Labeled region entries

.....

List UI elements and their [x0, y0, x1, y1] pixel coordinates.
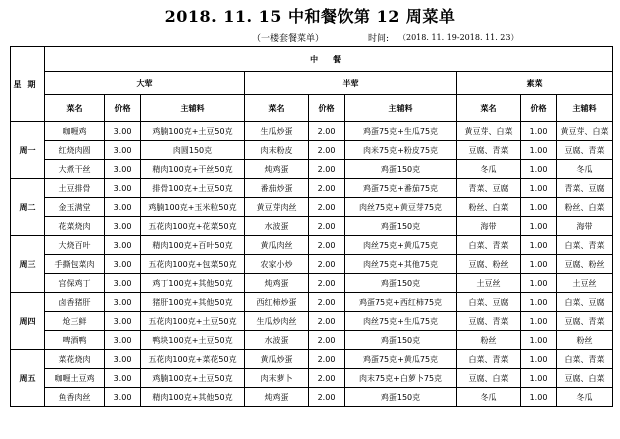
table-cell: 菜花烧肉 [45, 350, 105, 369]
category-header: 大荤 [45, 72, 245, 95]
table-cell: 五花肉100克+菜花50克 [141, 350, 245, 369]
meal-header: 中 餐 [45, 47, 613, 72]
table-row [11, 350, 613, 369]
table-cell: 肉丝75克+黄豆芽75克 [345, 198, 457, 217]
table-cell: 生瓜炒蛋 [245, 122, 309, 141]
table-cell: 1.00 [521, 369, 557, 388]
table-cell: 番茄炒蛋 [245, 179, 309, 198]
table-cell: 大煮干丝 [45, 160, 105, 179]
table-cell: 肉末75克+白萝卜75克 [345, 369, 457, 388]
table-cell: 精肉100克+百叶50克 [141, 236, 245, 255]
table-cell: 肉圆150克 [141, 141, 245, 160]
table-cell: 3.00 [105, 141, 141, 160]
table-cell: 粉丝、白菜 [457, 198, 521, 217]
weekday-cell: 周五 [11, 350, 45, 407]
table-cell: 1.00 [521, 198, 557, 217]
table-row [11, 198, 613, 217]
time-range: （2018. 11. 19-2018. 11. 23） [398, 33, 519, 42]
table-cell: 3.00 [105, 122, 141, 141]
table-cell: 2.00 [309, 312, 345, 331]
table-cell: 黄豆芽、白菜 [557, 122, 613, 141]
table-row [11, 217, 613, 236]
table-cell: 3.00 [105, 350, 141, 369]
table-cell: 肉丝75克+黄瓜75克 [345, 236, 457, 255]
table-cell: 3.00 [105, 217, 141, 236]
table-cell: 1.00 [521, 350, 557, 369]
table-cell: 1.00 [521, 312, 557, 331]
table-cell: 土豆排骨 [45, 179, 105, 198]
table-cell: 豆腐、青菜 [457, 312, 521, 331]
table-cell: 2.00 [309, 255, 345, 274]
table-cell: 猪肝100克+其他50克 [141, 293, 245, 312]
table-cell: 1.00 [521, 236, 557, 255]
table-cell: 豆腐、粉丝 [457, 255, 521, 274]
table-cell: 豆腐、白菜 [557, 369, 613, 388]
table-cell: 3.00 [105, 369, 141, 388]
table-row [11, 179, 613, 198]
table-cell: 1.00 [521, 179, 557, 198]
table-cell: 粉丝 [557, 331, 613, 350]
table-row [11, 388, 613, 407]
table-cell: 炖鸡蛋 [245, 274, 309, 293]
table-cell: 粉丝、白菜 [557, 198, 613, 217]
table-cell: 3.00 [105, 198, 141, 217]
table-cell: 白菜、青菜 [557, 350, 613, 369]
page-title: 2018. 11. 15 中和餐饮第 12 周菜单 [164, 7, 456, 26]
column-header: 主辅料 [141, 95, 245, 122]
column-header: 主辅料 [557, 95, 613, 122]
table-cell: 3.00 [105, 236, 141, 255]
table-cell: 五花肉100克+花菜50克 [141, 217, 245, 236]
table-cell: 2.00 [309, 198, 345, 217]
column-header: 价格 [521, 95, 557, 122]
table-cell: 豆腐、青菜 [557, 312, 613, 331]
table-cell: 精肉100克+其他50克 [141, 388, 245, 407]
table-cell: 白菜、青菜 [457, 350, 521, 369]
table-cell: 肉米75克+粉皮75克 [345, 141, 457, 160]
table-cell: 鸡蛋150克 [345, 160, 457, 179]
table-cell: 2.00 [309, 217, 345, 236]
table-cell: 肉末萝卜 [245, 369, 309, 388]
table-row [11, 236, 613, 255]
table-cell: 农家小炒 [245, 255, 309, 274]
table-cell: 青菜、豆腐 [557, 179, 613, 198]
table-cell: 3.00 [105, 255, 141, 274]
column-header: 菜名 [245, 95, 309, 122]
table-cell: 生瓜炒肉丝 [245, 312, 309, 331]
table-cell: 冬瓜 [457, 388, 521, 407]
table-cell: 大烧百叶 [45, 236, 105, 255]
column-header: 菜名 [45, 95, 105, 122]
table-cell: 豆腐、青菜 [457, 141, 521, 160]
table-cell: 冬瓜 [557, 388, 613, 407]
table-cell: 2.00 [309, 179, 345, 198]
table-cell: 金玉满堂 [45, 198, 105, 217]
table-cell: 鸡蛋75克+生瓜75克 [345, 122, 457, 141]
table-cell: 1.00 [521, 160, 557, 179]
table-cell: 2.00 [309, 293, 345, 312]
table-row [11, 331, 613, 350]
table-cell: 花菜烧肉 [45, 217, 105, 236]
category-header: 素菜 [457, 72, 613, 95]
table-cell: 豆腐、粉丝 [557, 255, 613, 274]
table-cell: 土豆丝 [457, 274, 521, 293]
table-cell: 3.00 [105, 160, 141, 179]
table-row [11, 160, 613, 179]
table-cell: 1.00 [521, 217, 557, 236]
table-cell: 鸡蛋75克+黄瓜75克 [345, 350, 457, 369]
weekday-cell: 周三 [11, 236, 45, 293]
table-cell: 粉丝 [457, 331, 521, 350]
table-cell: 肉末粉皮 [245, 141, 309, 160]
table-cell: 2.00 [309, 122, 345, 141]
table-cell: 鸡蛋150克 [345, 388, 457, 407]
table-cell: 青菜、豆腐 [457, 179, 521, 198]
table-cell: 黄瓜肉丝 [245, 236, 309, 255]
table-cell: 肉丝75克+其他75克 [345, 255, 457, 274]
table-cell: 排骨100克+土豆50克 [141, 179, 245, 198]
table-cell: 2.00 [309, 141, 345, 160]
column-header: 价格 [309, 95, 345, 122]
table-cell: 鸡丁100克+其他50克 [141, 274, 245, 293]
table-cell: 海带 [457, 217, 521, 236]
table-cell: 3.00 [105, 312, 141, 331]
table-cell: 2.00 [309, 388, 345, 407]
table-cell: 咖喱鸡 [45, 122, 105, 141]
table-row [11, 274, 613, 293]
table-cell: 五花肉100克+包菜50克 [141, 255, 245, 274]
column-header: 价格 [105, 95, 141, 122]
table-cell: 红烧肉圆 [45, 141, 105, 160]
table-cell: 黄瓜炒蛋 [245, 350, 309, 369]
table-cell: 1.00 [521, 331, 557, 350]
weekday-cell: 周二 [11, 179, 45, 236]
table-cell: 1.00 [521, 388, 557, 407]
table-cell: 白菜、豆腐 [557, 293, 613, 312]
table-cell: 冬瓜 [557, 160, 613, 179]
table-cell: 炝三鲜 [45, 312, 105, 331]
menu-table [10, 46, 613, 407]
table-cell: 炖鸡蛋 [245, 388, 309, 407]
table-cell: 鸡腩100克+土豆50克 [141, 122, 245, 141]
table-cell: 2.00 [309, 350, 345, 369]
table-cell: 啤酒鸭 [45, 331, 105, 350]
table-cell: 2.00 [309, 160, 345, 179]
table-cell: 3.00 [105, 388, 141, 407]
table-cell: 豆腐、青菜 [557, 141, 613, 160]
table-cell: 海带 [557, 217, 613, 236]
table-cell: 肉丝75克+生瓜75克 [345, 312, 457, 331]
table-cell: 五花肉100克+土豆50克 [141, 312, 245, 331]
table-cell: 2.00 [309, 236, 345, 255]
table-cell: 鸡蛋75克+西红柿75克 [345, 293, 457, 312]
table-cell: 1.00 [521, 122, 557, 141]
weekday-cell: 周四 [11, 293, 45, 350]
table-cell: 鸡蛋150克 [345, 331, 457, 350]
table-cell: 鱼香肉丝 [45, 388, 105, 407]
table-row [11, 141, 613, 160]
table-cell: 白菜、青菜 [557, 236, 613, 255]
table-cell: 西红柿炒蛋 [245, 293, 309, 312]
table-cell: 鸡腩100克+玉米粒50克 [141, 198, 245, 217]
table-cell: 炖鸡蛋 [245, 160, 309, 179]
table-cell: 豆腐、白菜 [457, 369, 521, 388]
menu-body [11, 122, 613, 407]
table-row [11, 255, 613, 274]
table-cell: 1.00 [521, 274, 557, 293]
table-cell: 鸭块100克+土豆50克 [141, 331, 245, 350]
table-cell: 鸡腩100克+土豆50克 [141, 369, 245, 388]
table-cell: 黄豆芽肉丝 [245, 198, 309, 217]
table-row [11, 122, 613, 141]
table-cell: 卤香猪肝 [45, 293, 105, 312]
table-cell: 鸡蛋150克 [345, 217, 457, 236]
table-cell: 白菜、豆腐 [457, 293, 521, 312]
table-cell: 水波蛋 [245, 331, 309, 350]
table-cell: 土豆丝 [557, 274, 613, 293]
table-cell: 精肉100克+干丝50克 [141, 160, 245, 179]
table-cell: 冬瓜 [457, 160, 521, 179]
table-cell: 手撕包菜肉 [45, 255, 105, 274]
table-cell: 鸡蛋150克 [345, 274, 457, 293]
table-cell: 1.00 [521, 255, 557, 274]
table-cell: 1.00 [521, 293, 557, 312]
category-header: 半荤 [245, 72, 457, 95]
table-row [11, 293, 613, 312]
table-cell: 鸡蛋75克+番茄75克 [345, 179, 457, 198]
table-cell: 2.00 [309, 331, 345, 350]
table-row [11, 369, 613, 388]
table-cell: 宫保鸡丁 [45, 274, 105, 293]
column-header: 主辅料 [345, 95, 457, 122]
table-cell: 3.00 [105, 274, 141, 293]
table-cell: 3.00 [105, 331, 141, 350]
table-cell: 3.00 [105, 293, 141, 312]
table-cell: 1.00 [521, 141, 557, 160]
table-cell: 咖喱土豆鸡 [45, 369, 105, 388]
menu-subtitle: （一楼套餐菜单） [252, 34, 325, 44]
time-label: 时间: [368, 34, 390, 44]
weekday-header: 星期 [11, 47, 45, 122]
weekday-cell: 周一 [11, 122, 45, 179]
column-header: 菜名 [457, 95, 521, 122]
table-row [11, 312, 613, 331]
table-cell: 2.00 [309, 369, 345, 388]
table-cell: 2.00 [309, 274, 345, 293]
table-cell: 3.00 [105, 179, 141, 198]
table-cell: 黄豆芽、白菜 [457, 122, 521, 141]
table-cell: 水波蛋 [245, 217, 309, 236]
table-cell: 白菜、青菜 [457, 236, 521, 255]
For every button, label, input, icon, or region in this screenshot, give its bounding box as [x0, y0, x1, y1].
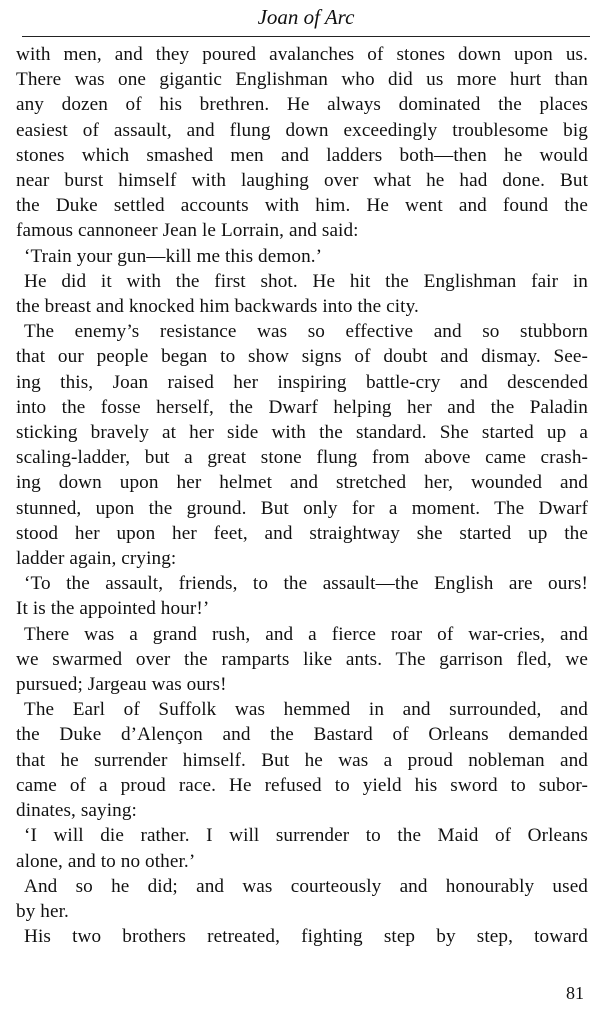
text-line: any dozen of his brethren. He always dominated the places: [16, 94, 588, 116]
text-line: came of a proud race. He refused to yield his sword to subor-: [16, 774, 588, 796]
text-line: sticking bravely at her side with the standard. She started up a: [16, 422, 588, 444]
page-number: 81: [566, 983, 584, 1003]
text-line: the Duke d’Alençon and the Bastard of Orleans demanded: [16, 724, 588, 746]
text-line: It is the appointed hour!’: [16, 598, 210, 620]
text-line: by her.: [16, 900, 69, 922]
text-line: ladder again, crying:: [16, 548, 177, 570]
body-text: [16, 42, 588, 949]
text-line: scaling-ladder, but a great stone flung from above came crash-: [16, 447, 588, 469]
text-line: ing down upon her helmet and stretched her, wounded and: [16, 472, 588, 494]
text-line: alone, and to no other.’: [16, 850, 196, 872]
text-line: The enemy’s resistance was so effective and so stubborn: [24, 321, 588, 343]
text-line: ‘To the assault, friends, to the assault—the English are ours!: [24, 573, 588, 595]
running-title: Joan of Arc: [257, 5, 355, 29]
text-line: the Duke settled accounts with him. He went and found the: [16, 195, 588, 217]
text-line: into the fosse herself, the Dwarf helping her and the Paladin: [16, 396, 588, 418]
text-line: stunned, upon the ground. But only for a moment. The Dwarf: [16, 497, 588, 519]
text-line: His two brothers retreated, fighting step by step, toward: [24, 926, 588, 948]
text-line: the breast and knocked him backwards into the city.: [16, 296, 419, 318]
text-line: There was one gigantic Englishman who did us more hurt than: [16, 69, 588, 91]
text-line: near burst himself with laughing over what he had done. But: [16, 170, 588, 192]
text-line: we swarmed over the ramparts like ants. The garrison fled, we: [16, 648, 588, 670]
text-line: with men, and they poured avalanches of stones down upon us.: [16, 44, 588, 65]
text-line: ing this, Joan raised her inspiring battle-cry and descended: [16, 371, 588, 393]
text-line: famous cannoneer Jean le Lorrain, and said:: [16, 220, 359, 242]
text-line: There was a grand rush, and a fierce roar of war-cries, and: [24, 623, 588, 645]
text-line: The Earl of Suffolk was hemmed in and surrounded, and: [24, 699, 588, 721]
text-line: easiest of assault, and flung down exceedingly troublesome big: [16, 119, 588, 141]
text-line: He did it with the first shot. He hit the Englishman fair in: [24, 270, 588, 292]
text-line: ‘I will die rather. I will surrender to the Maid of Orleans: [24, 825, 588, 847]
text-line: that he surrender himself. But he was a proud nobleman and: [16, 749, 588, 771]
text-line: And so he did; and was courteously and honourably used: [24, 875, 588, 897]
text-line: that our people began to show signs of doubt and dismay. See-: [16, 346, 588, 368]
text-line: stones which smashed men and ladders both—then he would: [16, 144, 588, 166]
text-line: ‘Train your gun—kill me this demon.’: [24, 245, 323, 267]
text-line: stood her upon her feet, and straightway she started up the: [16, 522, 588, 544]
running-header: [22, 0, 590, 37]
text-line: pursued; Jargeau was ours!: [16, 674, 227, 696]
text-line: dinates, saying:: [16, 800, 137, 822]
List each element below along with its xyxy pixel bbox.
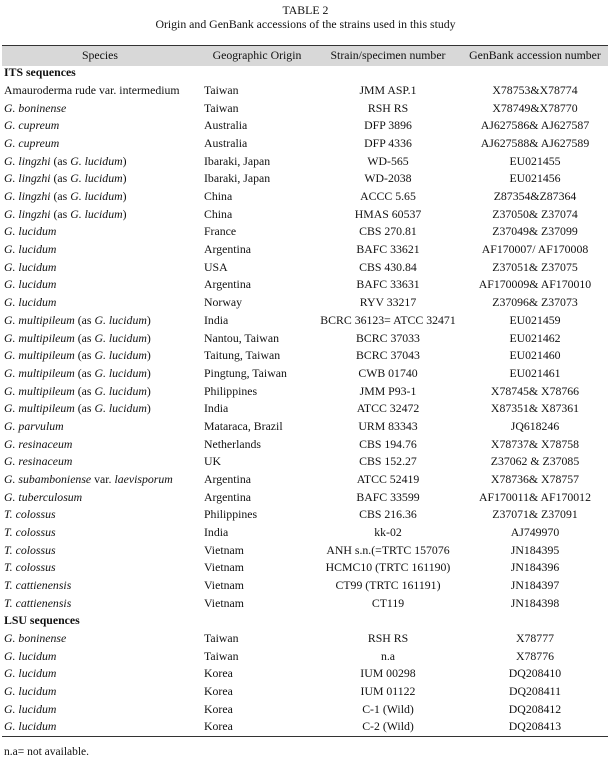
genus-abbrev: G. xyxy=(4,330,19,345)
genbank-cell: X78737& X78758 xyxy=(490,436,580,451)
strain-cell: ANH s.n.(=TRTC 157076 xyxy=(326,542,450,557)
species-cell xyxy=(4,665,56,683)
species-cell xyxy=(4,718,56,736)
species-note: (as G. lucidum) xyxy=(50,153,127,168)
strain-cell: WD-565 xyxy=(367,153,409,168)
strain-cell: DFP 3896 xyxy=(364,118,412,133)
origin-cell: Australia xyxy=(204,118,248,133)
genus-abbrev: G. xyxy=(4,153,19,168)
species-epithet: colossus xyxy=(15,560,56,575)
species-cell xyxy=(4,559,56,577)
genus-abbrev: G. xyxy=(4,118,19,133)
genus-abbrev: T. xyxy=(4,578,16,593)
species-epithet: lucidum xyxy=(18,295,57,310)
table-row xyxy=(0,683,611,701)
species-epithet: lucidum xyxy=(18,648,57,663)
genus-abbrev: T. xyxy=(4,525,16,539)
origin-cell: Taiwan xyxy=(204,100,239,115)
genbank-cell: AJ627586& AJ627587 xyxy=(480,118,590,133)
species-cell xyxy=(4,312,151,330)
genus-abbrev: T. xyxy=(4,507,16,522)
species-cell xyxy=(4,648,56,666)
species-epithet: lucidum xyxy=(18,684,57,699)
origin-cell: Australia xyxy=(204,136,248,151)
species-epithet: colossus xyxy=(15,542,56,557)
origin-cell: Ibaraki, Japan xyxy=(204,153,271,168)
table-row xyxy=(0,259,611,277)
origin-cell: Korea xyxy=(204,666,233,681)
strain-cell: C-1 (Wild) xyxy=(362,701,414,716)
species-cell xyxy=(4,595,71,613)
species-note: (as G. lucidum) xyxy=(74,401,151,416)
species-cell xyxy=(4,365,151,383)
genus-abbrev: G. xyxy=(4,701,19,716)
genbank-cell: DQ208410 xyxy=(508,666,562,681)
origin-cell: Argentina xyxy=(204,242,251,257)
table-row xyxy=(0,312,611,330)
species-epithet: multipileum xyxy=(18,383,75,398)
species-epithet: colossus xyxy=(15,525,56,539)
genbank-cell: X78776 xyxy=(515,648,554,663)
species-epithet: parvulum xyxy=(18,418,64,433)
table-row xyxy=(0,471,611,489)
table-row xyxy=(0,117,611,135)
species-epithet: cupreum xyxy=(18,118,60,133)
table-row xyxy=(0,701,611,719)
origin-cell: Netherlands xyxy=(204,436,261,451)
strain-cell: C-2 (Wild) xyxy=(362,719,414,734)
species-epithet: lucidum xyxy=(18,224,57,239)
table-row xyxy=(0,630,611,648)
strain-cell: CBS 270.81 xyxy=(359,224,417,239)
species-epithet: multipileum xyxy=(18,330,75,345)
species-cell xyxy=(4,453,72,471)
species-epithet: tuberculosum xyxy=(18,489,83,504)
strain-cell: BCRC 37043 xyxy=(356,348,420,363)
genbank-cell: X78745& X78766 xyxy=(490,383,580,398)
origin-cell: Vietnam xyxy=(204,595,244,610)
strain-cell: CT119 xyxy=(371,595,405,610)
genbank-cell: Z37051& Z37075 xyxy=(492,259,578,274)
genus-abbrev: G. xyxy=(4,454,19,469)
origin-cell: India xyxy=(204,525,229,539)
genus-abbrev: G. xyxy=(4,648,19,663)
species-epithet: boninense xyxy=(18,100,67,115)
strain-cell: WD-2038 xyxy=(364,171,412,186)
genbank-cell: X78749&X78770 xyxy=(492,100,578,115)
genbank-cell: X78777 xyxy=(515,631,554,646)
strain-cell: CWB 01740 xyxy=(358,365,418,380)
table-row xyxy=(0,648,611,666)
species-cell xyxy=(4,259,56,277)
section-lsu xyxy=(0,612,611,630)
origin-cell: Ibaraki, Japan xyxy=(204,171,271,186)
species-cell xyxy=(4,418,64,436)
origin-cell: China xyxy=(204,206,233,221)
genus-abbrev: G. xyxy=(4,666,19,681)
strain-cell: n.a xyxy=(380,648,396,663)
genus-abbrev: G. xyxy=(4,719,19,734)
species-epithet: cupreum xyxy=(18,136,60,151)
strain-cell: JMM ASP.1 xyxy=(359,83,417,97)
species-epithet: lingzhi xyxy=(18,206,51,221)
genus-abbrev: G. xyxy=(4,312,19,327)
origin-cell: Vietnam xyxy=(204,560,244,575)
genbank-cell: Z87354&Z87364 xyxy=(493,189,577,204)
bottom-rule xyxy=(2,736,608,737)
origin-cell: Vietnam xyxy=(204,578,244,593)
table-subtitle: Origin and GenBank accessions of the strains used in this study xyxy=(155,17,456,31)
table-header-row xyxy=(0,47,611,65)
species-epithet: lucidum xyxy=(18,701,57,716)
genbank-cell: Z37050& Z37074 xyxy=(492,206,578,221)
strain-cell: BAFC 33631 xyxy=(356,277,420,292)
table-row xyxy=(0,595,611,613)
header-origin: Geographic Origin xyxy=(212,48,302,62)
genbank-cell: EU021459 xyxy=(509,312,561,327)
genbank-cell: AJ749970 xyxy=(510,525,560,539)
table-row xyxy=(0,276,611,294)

.....

Directive >> Could you copy the lines of the entries word for word, starting at the line that contains "genus-abbrev: G. xyxy=(4,330,19,345)" and stopping after the line that contains "species-note: (as G. lucidum) xyxy=(50,153,127,168)"?

Finished task >>
genus-abbrev: G. xyxy=(4,330,19,345)
genbank-cell: X78737& X78758 xyxy=(490,436,580,451)
strain-cell: ANH s.n.(=TRTC 157076 xyxy=(326,542,450,557)
species-cell xyxy=(4,665,56,683)
species-cell xyxy=(4,718,56,736)
species-note: (as G. lucidum) xyxy=(50,153,127,168)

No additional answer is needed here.